§ **What the task asks**
List, from the lines below, each one with "NILAI" in it.

§ **Data to process**
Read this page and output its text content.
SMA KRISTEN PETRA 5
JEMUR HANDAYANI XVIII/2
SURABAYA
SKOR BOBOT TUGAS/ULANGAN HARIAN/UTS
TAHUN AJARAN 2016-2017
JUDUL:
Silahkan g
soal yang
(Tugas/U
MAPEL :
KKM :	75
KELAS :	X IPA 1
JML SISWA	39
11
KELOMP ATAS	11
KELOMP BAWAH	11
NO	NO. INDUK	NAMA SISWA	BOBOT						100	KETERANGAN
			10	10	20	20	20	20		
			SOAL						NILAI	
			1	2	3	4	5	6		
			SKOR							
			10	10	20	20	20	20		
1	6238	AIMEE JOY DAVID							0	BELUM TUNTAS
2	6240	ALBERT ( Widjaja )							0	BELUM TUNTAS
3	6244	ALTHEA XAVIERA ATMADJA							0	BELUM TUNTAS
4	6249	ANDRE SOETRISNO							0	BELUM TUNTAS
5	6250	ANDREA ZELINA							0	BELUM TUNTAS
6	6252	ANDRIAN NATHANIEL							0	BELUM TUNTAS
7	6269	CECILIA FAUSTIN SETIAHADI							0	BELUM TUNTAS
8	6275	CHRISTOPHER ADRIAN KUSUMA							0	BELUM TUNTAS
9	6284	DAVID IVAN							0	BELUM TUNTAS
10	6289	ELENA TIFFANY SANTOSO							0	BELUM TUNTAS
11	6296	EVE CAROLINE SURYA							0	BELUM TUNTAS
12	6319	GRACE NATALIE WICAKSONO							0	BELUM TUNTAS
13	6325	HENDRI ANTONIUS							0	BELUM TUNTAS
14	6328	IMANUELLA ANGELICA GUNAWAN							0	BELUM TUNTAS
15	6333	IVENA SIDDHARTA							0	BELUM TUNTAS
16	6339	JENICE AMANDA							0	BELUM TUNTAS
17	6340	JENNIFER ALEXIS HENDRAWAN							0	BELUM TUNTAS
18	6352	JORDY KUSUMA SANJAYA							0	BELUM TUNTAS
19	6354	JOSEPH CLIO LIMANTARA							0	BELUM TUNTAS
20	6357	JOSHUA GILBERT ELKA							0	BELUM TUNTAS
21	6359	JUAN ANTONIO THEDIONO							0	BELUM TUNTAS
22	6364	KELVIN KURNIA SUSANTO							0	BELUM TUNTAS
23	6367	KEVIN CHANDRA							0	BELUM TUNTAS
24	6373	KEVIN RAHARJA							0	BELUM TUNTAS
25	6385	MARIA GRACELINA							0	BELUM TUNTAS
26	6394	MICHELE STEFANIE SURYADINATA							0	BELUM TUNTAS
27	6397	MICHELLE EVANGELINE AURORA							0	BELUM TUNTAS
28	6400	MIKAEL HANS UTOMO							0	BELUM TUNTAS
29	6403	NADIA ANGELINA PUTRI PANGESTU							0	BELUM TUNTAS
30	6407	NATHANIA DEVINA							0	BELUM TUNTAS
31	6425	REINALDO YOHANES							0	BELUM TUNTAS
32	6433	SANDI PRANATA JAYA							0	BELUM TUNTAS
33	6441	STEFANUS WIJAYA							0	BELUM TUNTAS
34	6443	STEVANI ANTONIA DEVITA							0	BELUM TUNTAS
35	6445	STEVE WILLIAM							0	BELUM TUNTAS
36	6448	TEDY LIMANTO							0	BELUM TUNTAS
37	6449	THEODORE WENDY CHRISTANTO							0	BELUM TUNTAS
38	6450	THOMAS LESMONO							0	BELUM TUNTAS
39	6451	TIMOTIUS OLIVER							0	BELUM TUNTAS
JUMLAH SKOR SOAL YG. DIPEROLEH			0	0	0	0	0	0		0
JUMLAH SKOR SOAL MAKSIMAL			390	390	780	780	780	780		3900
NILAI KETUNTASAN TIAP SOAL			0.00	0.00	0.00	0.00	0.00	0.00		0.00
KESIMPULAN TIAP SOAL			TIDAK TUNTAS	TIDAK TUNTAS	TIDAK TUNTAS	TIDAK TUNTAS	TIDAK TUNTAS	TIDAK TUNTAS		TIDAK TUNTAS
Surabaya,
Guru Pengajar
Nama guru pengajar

§ **Complete output**
			SOAL						NILAI	
NILAI KETUNTASAN TIAP SOAL			0.00	0.00	0.00	0.00	0.00	0.00		0.00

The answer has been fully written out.